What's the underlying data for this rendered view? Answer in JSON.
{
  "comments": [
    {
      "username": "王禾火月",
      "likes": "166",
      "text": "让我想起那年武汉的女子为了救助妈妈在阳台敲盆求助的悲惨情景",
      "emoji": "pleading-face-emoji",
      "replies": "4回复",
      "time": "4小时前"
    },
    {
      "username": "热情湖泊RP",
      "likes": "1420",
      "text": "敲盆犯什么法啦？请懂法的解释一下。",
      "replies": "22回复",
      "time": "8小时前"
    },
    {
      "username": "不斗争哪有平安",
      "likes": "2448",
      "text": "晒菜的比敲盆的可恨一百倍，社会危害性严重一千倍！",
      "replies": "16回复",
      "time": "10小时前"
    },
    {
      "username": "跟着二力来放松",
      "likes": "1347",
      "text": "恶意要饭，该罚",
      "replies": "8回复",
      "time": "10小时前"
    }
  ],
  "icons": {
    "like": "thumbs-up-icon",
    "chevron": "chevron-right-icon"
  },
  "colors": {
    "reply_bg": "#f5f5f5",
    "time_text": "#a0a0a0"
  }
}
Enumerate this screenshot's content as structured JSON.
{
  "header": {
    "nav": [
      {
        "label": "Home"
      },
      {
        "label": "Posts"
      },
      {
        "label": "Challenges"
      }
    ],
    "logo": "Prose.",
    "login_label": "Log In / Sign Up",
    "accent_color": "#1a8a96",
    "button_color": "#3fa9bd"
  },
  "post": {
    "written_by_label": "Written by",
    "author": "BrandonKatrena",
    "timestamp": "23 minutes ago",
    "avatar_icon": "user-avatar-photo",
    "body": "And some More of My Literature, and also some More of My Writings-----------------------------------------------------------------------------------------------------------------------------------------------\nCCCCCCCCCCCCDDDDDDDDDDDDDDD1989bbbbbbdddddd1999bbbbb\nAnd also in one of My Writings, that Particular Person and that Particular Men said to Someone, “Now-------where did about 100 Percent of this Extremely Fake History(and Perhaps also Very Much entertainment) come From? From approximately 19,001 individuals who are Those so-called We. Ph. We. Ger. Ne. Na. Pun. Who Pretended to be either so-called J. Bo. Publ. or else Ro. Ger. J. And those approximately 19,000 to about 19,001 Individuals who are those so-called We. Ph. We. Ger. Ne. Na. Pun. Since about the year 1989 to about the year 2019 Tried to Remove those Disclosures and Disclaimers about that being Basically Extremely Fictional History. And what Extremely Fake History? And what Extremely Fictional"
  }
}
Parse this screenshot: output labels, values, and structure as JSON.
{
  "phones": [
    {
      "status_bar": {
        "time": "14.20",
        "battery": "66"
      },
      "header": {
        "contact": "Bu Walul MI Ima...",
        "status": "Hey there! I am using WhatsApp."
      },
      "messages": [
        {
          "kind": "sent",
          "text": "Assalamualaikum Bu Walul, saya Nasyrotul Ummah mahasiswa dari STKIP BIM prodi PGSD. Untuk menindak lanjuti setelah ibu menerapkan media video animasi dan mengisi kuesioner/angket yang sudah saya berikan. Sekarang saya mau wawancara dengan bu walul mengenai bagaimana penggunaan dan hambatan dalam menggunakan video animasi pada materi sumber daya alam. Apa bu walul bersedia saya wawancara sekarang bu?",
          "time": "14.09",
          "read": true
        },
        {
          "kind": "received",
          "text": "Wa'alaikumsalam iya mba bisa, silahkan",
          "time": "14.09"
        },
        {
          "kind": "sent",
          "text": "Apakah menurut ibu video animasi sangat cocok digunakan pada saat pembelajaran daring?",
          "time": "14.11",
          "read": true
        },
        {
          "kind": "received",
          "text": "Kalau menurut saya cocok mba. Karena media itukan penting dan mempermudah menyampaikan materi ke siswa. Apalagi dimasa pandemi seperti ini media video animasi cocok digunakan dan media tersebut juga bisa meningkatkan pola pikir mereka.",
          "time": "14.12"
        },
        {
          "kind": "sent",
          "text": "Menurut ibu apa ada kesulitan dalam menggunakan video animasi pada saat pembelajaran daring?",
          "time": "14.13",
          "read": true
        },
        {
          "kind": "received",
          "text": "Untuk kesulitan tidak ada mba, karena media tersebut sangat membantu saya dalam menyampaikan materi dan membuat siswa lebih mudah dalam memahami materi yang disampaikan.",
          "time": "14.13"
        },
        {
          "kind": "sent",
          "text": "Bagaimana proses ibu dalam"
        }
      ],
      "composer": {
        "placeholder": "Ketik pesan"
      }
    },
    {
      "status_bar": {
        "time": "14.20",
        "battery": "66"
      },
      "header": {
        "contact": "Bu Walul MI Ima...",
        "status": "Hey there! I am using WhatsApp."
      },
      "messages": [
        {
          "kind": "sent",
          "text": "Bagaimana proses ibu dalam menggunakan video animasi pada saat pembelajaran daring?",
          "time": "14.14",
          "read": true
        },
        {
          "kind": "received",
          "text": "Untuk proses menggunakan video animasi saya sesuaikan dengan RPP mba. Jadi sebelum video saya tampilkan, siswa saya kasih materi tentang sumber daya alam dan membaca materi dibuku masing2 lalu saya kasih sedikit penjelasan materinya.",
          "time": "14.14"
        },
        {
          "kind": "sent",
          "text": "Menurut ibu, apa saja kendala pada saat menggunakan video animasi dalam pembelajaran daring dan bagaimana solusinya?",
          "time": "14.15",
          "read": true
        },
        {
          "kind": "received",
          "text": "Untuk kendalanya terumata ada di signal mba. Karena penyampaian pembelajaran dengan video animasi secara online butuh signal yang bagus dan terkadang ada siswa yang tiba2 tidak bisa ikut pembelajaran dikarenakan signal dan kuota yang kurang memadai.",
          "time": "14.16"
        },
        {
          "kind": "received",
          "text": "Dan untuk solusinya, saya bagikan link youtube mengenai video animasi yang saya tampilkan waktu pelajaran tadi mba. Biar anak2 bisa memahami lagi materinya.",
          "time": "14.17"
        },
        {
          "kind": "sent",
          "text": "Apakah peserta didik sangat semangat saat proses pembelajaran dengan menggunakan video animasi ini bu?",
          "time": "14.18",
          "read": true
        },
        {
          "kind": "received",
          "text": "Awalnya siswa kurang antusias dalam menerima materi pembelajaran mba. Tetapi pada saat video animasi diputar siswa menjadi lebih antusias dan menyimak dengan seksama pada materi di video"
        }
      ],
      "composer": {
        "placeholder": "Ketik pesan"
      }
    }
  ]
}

§ **What to produce**: Of the lines above, how many hold the string "screenshot"? Answer with only the number.

§ **Worked answer**: 2